→ Dataset records
▶
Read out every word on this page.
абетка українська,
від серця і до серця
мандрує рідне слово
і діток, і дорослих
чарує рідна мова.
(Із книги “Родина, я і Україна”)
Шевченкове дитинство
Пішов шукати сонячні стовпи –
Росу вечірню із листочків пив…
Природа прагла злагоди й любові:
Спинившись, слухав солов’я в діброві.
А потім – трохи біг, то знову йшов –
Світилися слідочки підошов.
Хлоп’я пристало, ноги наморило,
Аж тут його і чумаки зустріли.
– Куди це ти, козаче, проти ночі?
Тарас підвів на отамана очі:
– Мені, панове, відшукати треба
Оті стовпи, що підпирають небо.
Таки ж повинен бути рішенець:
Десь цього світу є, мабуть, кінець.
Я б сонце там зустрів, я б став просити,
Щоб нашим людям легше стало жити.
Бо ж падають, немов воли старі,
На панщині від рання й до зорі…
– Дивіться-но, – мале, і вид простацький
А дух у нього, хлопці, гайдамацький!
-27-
◀
▶
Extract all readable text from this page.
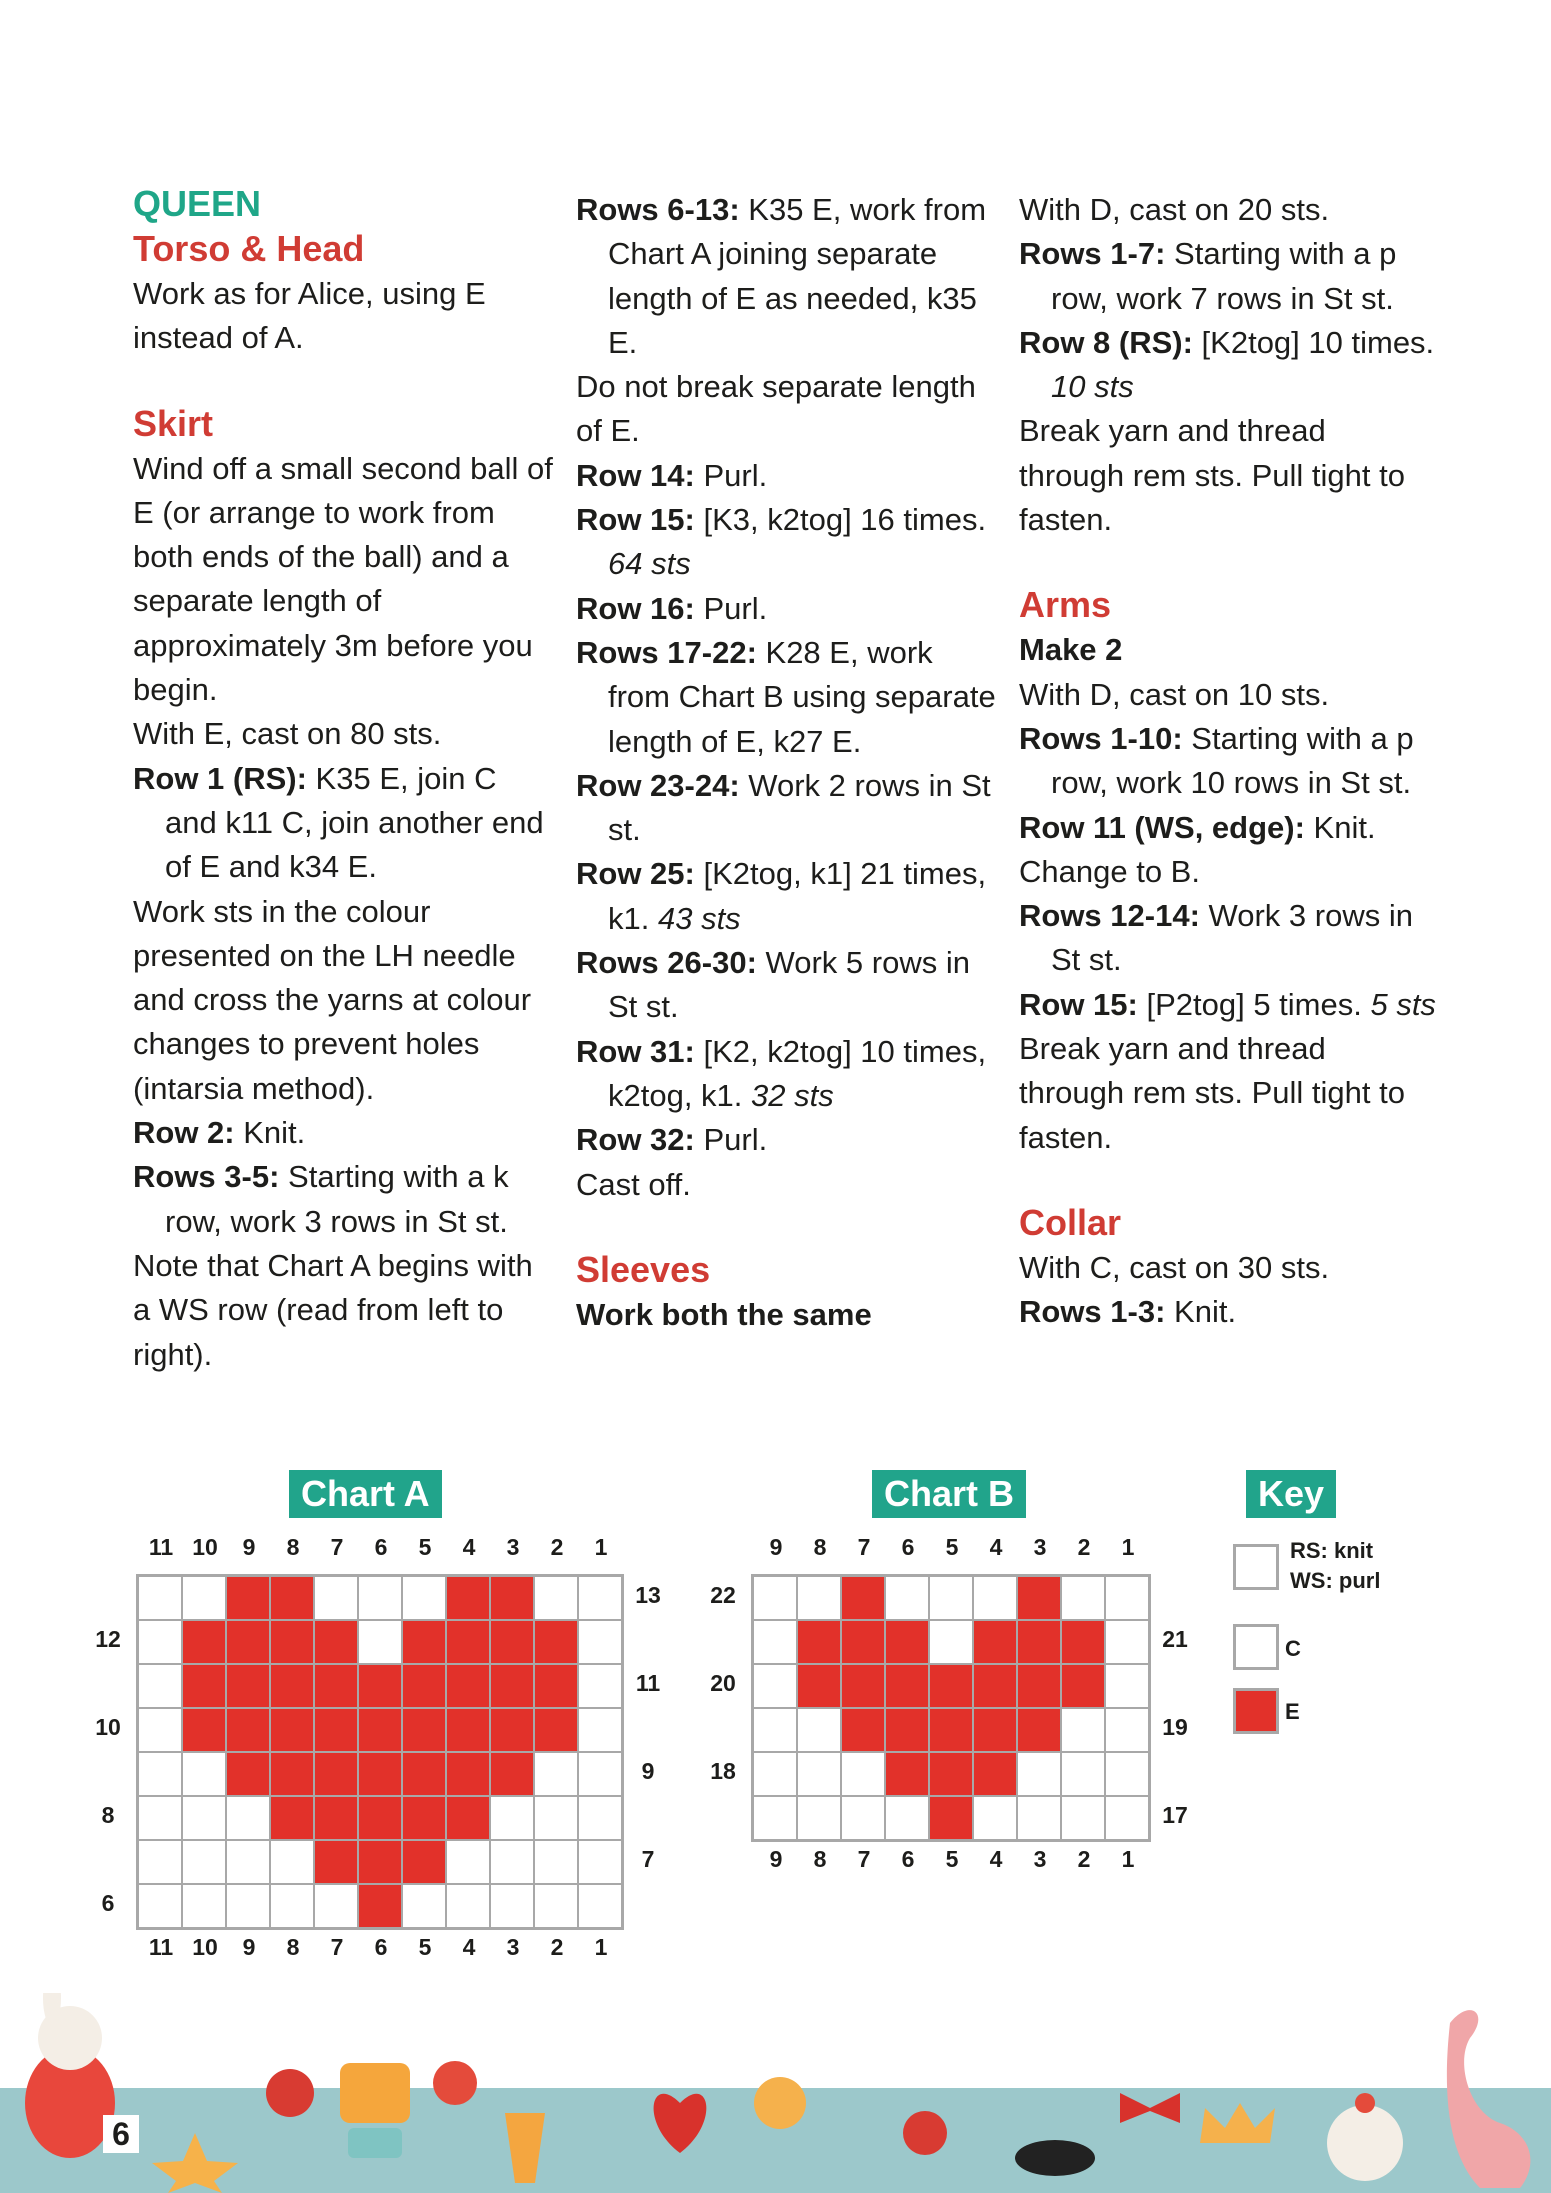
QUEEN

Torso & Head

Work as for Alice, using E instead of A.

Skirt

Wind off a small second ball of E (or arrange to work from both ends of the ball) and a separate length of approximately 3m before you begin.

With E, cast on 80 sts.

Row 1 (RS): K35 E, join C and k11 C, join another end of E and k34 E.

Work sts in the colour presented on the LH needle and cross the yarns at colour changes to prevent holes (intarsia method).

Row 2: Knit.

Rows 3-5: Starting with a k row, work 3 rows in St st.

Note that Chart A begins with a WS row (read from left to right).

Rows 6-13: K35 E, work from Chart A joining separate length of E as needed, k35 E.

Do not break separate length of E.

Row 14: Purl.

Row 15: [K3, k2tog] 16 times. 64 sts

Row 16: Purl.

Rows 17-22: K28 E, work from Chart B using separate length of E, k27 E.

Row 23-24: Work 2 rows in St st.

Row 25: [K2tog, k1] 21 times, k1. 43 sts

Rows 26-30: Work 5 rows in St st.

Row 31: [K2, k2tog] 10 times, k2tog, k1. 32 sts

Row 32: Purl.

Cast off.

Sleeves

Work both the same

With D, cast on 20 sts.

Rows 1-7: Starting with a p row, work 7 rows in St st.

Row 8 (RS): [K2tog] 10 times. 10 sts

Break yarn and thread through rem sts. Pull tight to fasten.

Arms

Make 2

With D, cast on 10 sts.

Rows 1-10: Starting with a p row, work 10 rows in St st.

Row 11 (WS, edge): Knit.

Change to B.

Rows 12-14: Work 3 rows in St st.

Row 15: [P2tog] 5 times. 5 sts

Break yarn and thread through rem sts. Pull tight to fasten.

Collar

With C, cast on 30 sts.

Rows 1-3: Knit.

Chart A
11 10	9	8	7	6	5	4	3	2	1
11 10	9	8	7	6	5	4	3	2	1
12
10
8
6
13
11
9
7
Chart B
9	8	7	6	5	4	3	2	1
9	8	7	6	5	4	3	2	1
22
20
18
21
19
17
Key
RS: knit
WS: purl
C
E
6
◀
▶
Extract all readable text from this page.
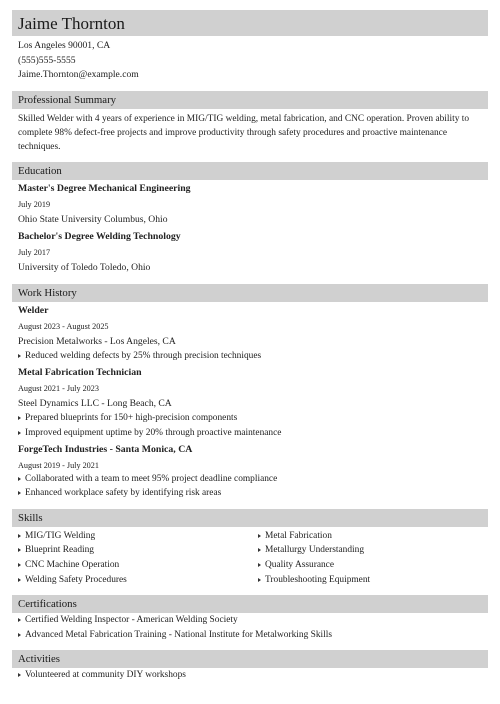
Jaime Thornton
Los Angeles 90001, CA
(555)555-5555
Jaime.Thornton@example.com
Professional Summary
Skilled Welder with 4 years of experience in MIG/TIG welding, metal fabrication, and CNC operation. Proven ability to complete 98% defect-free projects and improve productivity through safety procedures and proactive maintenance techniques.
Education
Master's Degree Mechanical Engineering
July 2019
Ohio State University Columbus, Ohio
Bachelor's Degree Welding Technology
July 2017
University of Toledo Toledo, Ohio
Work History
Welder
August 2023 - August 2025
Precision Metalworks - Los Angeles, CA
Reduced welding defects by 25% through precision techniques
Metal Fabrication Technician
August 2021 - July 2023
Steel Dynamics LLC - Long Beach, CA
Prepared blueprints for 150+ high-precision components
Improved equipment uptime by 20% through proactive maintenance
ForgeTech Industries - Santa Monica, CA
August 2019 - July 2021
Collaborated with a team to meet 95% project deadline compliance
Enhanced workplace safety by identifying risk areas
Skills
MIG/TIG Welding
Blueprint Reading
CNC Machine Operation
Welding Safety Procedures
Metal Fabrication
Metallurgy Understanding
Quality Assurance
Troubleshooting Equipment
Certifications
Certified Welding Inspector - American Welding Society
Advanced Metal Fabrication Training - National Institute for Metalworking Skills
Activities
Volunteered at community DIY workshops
◀
→ Stated exercise
Count the lines that include the word "Thornton" and state the result as a bare number.

→ Full answer
2